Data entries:
-=-=-
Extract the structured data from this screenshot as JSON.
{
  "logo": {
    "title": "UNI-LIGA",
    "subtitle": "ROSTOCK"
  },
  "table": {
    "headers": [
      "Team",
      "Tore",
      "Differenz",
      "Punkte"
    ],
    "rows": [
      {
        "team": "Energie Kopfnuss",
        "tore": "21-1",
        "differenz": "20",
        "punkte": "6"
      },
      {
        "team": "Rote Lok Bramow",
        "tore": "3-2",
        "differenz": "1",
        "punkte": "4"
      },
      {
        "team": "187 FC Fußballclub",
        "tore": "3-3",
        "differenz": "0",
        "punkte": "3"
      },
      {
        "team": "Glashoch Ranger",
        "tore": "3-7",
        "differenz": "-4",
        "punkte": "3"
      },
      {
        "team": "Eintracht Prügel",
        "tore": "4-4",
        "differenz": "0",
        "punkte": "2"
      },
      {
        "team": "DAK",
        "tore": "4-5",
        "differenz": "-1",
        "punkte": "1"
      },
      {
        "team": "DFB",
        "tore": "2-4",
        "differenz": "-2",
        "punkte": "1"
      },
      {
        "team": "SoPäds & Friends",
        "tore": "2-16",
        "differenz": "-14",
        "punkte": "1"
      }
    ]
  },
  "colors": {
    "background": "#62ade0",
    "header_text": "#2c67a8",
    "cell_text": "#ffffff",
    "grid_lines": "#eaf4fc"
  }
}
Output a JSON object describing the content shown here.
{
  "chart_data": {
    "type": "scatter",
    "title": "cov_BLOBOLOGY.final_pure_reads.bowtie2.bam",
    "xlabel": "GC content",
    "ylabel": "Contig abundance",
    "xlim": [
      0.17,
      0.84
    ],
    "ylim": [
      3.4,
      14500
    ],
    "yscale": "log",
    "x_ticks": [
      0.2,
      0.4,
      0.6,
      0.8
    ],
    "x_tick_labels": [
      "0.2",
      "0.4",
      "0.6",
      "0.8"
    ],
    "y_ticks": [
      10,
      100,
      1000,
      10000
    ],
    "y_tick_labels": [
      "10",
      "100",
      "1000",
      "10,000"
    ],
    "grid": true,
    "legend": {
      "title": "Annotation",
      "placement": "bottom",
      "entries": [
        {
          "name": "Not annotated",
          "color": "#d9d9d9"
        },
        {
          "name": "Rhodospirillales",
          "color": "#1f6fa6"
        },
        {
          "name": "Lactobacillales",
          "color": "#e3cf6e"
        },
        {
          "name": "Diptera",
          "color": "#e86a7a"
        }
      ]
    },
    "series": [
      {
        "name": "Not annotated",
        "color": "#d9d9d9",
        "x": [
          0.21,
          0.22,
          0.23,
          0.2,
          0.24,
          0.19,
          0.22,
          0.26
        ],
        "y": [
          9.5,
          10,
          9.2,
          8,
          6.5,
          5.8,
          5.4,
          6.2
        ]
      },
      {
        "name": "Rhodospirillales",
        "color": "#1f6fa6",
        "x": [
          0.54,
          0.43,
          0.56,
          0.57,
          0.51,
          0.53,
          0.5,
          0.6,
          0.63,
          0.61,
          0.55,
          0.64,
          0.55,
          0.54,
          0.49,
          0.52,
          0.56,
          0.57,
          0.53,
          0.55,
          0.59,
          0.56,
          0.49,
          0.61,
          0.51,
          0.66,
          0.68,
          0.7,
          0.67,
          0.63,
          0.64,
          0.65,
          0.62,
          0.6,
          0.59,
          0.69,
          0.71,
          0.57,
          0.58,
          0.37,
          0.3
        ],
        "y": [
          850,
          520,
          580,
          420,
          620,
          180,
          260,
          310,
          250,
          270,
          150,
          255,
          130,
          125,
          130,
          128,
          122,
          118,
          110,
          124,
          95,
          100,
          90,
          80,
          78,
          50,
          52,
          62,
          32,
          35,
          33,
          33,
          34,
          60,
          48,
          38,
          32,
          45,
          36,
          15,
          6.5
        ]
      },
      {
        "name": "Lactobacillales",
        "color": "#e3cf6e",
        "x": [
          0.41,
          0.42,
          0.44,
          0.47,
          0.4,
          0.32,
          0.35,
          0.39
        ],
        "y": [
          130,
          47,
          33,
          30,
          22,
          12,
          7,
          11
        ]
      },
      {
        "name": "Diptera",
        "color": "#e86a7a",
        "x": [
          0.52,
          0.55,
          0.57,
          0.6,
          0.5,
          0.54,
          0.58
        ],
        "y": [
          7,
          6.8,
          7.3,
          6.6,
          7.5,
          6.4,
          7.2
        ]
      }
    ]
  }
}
-=-=-
(SET PROBLEM): Return solely the number of lines in the data that include the word "name".

(RESULT FOR THIS TASK): 8